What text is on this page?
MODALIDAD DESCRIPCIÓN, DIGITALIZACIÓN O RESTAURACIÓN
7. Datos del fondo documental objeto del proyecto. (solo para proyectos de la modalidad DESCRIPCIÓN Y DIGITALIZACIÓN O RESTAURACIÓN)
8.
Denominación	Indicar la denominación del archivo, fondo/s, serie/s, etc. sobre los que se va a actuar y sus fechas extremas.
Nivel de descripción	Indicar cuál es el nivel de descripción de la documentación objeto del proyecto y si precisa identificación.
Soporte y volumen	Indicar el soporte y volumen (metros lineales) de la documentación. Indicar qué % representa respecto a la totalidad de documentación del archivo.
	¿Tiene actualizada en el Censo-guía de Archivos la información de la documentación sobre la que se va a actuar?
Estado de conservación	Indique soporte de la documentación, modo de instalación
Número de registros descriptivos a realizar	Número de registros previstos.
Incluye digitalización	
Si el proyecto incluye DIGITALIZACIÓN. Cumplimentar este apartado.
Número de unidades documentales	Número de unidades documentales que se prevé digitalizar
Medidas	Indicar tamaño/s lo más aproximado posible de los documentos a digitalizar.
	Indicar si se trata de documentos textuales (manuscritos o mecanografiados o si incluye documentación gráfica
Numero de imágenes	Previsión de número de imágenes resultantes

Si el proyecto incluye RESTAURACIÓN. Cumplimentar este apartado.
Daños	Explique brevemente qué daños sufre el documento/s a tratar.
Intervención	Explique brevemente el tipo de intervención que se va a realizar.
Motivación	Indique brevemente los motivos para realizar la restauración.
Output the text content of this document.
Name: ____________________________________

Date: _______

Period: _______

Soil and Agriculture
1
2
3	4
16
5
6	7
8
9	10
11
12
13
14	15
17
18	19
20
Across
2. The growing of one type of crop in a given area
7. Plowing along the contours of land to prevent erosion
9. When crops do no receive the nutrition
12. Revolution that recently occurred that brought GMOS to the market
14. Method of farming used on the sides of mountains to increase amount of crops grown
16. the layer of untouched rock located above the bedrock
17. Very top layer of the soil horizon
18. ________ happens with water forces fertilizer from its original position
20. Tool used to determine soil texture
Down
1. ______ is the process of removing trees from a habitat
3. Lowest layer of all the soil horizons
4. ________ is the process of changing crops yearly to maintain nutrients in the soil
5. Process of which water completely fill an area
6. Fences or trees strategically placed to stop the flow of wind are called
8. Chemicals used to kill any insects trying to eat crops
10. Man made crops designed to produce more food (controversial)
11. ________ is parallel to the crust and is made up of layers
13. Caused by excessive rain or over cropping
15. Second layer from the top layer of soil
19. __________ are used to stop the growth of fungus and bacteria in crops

- - -

| PROBLEM TO WORK ON |
Scan the records above for the string "Indicar", then report every line that contains it.

| TASK ANSWER |
Denominación	Indicar la denominación del archivo, fondo/s, serie/s, etc. sobre los que se va a actuar y sus fechas extremas.
Nivel de descripción	Indicar cuál es el nivel de descripción de la documentación objeto del proyecto y si precisa identificación.
Soporte y volumen	Indicar el soporte y volumen (metros lineales) de la documentación. Indicar qué % representa respecto a la totalidad de documentación del archivo.
Medidas	Indicar tamaño/s lo más aproximado posible de los documentos a digitalizar.
	Indicar si se trata de documentos textuales (manuscritos o mecanografiados o si incluye documentación gráfica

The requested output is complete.